A single total is needed, the number of lines of this listing that contain the string "title".

☆ ☆ ☆ ☆ ☆ ☆ ☆

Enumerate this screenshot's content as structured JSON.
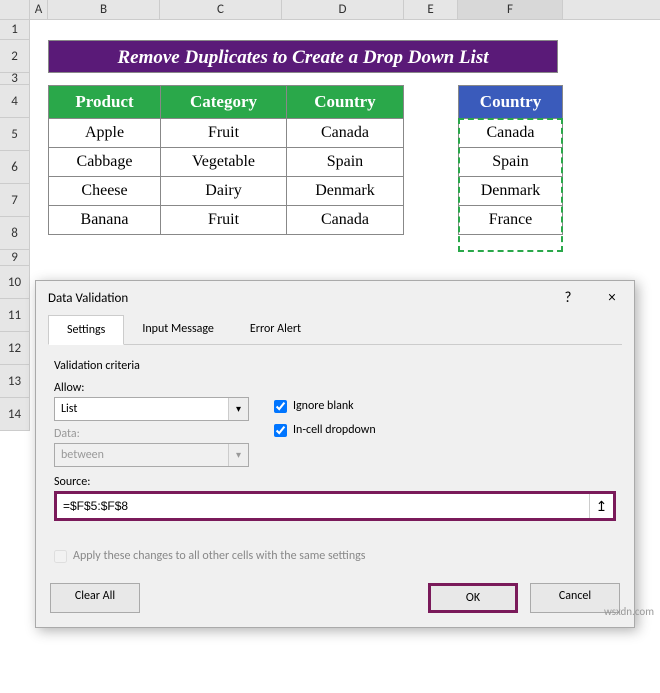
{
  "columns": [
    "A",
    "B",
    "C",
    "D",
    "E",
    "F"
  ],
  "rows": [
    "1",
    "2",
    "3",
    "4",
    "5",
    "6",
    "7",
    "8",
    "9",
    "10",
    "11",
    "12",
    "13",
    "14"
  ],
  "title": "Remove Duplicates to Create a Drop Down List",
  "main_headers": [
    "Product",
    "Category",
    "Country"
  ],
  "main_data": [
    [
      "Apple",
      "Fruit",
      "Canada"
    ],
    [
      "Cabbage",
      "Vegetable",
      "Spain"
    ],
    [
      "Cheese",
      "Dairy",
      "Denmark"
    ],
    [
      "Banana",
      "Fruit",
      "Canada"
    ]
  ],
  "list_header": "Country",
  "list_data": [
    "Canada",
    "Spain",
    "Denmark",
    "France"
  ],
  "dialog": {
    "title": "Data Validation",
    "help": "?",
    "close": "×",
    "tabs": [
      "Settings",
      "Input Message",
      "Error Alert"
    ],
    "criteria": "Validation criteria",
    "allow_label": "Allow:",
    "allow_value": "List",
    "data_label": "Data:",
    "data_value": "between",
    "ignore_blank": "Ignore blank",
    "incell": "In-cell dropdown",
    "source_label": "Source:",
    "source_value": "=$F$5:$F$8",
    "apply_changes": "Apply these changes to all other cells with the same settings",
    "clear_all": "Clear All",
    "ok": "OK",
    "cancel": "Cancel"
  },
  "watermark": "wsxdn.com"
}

☆ ☆ ☆ ☆ ☆ ☆ ☆

◆ **WRITTEN RESPONSE**
2